## Provided passage
** Begin **

2008 Showed us the True Value of Advocacy
January 7, 2009Among the many superlatives that applied to 2008 was that of the election year that made most use of Internet-based communications. That’s not to say it was the first election in which campaign literature was distributed via the web; it was more than that. In 2008 every candidate in the country had a website, blogs both well-known and obscure filled the ether with information and opinion, news sites of all stripes told us of candidates’ speeches before their echoes died away, and advocacy groups (including Solar Nation) turned issue-specific spotlights on incumbents’ records.
In some instances we, the citizens, were invited to submit our ideas, fears, questions and suggestions directly to candidates’ sites; in the case of the President-elect’s transition team site, this process is still continuing in its ‘Open for Questions’ feature. And assuming the transition organization is not just paying lip service to the ideal of citizen interaction, this feature holds promise for a government that truly interacts with its people—round one of ‘Open for Questions’ received nearly one million votes from its audience.

** End **

(Labeled box records)
** Begin **

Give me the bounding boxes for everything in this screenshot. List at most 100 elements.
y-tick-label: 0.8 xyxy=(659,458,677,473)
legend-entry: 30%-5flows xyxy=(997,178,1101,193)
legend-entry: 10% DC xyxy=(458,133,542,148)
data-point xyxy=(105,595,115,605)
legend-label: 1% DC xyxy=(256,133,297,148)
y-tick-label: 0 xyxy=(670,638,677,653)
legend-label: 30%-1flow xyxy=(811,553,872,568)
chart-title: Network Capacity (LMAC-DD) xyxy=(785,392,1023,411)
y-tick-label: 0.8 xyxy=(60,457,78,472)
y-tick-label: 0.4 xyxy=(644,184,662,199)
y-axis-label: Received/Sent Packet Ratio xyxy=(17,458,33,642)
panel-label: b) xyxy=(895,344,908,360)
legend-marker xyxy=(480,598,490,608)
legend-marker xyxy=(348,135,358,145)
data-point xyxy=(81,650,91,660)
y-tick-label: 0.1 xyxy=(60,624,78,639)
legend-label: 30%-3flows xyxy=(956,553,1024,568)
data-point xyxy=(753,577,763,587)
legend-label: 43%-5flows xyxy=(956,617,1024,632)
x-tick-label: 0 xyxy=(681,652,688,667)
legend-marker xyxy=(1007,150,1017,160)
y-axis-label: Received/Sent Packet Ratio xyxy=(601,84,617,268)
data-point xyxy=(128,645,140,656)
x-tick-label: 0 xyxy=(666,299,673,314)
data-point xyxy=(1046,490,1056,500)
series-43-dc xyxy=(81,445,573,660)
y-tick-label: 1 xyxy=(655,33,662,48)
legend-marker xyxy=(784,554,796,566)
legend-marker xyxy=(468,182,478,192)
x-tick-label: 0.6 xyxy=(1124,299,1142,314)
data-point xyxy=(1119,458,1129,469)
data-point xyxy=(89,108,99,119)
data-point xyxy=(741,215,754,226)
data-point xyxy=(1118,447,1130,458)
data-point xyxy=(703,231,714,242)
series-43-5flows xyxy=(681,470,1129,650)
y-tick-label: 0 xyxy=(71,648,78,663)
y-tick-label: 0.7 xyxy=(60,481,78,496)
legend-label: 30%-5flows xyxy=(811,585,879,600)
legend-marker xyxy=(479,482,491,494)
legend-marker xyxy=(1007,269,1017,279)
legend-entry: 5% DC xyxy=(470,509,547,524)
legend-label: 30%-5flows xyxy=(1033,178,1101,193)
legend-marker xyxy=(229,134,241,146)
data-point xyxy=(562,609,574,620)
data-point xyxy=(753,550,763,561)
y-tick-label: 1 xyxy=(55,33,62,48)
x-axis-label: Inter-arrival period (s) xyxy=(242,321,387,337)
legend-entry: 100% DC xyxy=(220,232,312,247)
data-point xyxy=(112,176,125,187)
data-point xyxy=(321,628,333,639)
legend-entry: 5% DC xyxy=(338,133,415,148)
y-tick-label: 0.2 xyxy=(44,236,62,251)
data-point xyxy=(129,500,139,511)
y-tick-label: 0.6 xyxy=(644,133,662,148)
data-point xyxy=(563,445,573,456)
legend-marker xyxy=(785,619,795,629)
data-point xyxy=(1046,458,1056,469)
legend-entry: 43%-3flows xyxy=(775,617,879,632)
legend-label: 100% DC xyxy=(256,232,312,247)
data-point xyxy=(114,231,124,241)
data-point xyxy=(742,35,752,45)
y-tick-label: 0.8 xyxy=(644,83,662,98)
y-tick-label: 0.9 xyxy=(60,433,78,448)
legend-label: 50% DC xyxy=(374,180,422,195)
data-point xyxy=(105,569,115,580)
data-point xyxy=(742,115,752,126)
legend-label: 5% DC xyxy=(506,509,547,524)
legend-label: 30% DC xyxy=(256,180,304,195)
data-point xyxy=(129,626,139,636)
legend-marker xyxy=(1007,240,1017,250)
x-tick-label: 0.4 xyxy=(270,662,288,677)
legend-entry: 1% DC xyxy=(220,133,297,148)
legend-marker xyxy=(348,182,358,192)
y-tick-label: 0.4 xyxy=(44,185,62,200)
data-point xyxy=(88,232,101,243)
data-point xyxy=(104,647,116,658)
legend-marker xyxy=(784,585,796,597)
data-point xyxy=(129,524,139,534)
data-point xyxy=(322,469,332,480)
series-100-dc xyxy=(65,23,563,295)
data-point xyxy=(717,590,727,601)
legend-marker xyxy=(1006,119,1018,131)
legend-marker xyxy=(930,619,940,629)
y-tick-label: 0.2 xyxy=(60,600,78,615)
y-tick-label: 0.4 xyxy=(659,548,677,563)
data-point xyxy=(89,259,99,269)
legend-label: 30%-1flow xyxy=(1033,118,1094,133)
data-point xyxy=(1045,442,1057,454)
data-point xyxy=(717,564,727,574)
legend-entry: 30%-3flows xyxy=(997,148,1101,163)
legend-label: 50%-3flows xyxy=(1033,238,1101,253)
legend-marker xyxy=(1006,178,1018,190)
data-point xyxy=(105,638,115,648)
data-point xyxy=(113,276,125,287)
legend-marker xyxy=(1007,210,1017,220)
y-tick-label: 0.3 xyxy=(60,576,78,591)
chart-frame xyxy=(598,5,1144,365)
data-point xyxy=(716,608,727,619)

** End **

## Set problem 1
Could you reproduce, word for word, the part of the post on online advocacy in the 2008 election starting at "In some instances" and ending at "from its audience."?
## Set problem 2
Can you take the post on online advocacy in the 2008 election further, picking up right after its last sentence?

## Exercise output 1
In some instances we, the citizens, were invited to submit our ideas, fears, questions and suggestions directly to candidates’ sites; in the case of the President-elect’s transition team site, this process is still continuing in its ‘Open for Questions’ feature. And assuming the transition organization is not just paying lip service to the ideal of citizen interaction, this feature holds promise for a government that truly interacts with its people—round one of ‘Open for Questions’ received nearly one million votes from its audience.

## Exercise output 2
It’s unlikely that many of those citizens who’ve submitted their thoughts and opinions to change.gov believe that their ideas will be picked up whole and turned into executive orders by the new Administration, so we’re bound to ask what value they think will accrue to them from the exercise. And that question can be enlarged to address the whole subject of grass roots advocacy: what is its value, and how—if at all—does it affect the legislative process? How much notice do regulators and legislators take of mass communications sent to them from the public via advocacy groups? For those of us in the non-profit advocacy world it’s a supremely important question; our raison d’être depends on these questions having some sort of robustly positive answer.
A Discouraging Word—the Filibuster
There were occasions in 2008 when we wondered if we were being heard at all up on the Hill. Time and time again the Senate and/or the House would drag back from the dead the issue of extending investment tax credits for solar power. Just as often it would fall victim to the threat of the filibuster, and for all we could see, it would always do so. But to draw that conclusion would be to miss an important point, i.e., that the good Congressmen were not dropping the effort at their first rebuff, but were devoting valuable floor time to keeping the issue alive and in the faces of the opposition.
We would love to take full credit for keeping the Congressional nose to the wheel, but we know well that our efforts were paralleled by those of many other groups—advocates not only for clean energy but also for climate stability, student action, the environment, energy efficiency, natural resources, scientific integrity, green business, and much more. And these grass roots actions were being regularly supplemented by the face-to-face lobbying efforts of advocacy and industry group representatives.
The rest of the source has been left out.